Collection entries:
┌────────
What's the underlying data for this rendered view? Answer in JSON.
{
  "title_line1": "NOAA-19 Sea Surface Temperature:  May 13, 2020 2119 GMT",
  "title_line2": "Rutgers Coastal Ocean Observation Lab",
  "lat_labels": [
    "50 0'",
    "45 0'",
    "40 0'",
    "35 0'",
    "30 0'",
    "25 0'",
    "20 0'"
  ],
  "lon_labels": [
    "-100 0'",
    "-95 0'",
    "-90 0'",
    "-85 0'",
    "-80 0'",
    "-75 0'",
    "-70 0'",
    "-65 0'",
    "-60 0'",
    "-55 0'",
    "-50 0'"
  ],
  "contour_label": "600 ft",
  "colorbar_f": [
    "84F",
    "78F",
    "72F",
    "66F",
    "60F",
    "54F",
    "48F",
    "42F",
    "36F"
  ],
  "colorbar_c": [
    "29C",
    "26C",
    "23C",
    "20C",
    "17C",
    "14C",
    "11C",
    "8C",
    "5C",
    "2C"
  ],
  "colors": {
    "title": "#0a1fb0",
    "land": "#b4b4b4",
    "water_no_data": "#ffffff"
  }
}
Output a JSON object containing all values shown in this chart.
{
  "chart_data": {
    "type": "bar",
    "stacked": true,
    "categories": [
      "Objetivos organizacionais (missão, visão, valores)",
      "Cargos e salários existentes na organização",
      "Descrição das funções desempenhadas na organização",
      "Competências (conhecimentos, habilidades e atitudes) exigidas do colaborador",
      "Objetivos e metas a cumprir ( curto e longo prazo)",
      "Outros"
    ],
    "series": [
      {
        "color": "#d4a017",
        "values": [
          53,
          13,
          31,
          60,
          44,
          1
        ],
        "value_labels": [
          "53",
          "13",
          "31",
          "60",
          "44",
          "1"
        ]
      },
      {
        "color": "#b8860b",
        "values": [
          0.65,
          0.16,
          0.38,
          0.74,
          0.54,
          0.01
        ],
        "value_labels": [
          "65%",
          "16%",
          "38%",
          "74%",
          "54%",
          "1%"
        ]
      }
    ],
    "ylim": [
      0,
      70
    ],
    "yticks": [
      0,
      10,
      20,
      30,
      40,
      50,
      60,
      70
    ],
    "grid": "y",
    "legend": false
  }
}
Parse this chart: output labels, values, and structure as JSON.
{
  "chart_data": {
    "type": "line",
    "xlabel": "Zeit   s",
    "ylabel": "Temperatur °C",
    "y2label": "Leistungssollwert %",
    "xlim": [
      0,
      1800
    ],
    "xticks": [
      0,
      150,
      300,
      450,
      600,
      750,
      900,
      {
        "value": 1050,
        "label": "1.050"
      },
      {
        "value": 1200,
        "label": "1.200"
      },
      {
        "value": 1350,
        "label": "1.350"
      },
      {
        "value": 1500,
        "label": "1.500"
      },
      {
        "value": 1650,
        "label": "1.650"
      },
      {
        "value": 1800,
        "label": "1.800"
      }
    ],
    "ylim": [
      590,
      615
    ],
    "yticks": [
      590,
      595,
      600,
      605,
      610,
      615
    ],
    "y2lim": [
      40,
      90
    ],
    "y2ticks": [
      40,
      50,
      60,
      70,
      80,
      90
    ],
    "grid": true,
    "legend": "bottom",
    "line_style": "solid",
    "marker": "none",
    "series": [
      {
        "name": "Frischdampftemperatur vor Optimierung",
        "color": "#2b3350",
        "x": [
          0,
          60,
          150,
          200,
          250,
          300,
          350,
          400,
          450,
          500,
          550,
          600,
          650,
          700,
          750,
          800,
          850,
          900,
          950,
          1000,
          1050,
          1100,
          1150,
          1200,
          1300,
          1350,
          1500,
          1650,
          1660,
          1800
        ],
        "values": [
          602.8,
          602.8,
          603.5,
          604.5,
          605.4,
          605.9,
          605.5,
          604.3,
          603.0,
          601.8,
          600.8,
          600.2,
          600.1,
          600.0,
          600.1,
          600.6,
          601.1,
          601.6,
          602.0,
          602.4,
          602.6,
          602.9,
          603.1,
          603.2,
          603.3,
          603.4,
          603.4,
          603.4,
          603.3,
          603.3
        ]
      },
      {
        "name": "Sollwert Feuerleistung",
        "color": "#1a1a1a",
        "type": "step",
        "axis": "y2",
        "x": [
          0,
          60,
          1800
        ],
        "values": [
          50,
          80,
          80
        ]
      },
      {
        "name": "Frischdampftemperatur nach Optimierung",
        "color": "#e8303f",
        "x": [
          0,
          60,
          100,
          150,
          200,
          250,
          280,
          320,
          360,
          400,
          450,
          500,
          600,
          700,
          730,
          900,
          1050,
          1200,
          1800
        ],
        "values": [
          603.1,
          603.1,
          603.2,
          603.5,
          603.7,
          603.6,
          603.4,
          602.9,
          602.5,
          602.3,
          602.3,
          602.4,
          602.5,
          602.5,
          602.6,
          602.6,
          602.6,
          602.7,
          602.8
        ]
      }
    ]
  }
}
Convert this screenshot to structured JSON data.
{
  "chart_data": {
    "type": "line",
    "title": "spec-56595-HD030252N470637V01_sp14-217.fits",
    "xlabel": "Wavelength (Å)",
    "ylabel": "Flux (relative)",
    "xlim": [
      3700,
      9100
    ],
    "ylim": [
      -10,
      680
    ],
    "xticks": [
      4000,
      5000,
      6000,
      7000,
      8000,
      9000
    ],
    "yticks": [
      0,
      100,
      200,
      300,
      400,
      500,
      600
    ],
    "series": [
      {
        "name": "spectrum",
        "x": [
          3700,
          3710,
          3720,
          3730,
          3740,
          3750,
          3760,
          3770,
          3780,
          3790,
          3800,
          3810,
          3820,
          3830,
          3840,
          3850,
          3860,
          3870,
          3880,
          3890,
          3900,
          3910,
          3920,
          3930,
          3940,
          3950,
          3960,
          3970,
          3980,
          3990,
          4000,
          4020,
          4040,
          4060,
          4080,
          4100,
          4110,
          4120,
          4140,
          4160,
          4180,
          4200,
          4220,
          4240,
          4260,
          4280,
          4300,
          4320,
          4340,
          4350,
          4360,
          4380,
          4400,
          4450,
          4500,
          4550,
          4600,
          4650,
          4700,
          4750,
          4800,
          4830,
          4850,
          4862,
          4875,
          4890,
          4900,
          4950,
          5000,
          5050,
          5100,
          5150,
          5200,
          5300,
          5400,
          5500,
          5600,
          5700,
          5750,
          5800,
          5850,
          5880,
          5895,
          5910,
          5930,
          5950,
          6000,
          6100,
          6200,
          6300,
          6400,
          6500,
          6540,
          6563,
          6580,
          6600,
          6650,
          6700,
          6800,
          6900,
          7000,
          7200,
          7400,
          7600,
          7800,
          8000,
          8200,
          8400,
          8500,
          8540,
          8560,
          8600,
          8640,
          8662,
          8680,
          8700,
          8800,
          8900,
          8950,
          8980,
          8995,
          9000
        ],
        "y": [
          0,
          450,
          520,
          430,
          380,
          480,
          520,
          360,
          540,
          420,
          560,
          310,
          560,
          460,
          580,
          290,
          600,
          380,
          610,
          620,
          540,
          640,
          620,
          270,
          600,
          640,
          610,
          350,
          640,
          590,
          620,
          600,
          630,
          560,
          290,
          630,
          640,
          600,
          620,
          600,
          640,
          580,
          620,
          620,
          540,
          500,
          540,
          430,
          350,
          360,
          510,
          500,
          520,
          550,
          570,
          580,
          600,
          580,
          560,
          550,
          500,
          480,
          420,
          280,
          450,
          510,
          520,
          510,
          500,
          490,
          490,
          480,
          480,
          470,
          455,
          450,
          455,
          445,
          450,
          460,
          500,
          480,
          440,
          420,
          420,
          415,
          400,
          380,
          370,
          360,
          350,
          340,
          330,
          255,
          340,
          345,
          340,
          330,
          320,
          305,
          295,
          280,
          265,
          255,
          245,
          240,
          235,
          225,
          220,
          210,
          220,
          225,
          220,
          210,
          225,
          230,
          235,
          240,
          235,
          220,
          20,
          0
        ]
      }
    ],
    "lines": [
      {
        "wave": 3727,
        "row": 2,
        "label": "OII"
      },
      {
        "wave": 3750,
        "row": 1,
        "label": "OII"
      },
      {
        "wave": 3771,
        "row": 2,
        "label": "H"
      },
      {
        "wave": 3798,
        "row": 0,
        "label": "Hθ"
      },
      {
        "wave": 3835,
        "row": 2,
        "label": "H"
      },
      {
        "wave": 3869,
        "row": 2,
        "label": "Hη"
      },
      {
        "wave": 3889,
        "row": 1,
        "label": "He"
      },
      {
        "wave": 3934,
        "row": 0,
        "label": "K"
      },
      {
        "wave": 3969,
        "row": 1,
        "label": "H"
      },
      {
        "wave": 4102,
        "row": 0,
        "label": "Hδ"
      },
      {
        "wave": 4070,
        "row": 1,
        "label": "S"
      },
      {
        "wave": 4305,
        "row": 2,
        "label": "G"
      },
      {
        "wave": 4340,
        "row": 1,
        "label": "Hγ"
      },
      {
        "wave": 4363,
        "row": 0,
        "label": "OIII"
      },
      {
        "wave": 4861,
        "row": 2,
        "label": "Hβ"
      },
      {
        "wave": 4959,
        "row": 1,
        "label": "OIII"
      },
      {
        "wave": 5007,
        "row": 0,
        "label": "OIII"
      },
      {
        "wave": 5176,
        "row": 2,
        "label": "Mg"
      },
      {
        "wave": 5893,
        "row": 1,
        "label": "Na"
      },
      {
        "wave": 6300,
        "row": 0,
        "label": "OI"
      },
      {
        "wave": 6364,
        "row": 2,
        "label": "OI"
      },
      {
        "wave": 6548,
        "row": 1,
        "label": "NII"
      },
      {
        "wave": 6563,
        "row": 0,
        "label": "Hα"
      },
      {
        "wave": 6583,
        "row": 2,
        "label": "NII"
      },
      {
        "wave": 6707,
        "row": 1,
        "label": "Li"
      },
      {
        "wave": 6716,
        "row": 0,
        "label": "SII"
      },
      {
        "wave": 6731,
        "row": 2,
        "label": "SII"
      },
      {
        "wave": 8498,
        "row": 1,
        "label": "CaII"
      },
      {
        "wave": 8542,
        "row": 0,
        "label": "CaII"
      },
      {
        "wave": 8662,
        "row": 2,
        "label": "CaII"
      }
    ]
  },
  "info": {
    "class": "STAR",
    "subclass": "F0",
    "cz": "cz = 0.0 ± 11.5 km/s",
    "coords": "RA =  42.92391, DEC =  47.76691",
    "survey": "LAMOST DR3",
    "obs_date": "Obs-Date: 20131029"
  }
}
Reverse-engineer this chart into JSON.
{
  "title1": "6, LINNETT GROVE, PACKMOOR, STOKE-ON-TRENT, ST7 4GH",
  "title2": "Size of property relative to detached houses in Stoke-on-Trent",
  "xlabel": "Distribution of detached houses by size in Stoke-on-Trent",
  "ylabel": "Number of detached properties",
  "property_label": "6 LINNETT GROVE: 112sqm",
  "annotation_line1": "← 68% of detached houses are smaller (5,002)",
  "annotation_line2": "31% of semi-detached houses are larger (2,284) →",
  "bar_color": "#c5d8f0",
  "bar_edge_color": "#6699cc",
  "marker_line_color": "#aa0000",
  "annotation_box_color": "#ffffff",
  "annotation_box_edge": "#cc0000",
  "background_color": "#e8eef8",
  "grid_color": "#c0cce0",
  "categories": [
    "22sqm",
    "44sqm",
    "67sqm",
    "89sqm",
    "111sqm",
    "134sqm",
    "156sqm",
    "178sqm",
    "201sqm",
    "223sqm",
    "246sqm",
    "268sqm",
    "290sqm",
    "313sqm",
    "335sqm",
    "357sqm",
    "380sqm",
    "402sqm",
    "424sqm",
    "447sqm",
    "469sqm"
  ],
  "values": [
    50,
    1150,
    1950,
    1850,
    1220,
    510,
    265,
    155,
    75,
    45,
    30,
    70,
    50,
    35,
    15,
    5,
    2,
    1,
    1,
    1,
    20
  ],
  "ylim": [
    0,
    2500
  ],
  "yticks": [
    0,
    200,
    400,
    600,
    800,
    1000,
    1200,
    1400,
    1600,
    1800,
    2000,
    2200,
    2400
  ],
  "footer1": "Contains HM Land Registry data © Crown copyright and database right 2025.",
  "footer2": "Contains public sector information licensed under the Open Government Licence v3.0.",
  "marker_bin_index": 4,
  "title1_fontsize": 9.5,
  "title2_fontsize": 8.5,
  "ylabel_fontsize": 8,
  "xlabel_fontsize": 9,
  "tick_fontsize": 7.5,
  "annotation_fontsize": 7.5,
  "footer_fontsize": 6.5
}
└────────
SHORT TASK:
Copy each line of the data that contains the word "Frischdampftemperatur".

EXERCISE RESPONSE:
        "name": "Frischdampftemperatur vor Optimierung",
        "name": "Frischdampftemperatur nach Optimierung",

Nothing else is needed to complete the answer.